— To be done —
The records below need retyping in full; give them again exactly.

— Information shown —
>>

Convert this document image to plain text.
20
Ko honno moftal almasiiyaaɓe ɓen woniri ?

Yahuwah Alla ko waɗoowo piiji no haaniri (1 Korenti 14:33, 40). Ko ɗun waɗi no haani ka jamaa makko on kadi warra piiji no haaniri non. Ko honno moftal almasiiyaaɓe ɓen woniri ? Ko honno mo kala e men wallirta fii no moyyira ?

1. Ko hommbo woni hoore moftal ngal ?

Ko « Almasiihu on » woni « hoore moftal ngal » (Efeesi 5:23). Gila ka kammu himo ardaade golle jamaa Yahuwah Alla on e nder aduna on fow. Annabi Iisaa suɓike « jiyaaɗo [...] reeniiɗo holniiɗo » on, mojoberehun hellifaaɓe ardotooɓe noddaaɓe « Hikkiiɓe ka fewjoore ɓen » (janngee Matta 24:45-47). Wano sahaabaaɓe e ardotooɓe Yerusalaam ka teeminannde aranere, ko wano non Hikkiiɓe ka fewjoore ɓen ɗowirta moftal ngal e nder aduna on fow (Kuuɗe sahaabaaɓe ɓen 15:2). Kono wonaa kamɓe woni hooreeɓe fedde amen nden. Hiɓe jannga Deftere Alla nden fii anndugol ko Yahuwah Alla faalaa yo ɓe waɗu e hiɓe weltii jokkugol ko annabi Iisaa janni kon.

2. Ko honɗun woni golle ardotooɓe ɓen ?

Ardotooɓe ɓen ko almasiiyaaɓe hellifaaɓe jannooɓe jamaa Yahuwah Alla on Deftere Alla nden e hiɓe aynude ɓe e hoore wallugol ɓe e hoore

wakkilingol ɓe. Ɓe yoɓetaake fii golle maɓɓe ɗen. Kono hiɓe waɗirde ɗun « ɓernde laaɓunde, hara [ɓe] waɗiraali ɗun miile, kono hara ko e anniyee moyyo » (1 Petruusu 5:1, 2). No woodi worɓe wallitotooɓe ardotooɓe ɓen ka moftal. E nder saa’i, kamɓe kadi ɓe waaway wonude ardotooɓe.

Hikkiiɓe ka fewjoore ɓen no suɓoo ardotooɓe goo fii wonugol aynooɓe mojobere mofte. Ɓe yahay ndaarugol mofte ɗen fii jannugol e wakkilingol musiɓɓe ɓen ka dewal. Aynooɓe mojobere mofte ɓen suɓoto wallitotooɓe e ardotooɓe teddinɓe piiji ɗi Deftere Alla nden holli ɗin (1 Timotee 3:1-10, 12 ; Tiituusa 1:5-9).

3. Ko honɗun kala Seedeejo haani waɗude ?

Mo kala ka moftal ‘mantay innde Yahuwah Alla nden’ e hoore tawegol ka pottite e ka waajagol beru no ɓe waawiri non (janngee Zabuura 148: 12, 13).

<<

— Exercise answer —
Convert this document image to plain text.
20
Ko honno moftal almasiiyaaɓe ɓen woniri ?

Yahuwah Alla ko waɗoowo piiji no haaniri (1 Korenti 14:33, 40). Ko ɗun waɗi no haani ka jamaa makko on kadi warra piiji no haaniri non. Ko honno moftal almasiiyaaɓe ɓen woniri ? Ko honno mo kala e men wallirta fii no moyyira ?

1. Ko hommbo woni hoore moftal ngal ?

Ko « Almasiihu on » woni « hoore moftal ngal » (Efeesi 5:23). Gila ka kammu himo ardaade golle jamaa Yahuwah Alla on e nder aduna on fow. Annabi Iisaa suɓike « jiyaaɗo [...] reeniiɗo holniiɗo » on, mojoberehun hellifaaɓe ardotooɓe noddaaɓe « Hikkiiɓe ka fewjoore ɓen » (janngee Matta 24:45-47). Wano sahaabaaɓe e ardotooɓe Yerusalaam ka teeminannde aranere, ko wano non Hikkiiɓe ka fewjoore ɓen ɗowirta moftal ngal e nder aduna on fow (Kuuɗe sahaabaaɓe ɓen 15:2). Kono wonaa kamɓe woni hooreeɓe fedde amen nden. Hiɓe jannga Deftere Alla nden fii anndugol ko Yahuwah Alla faalaa yo ɓe waɗu e hiɓe weltii jokkugol ko annabi Iisaa janni kon.

2. Ko honɗun woni golle ardotooɓe ɓen ?

Ardotooɓe ɓen ko almasiiyaaɓe hellifaaɓe jannooɓe jamaa Yahuwah Alla on Deftere Alla nden e hiɓe aynude ɓe e hoore wallugol ɓe e hoore

wakkilingol ɓe. Ɓe yoɓetaake fii golle maɓɓe ɗen. Kono hiɓe waɗirde ɗun « ɓernde laaɓunde, hara [ɓe] waɗiraali ɗun miile, kono hara ko e anniyee moyyo » (1 Petruusu 5:1, 2). No woodi worɓe wallitotooɓe ardotooɓe ɓen ka moftal. E nder saa’i, kamɓe kadi ɓe waaway wonude ardotooɓe.

Hikkiiɓe ka fewjoore ɓen no suɓoo ardotooɓe goo fii wonugol aynooɓe mojobere mofte. Ɓe yahay ndaarugol mofte ɗen fii jannugol e wakkilingol musiɓɓe ɓen ka dewal. Aynooɓe mojobere mofte ɓen suɓoto wallitotooɓe e ardotooɓe teddinɓe piiji ɗi Deftere Alla nden holli ɗin (1 Timotee 3:1-10, 12 ; Tiituusa 1:5-9).

3. Ko honɗun kala Seedeejo haani waɗude ?

Mo kala ka moftal ‘mantay innde Yahuwah Alla nden’ e hoore tawegol ka pottite e ka waajagol beru no ɓe waawiri non (janngee Zabuura 148: 12, 13).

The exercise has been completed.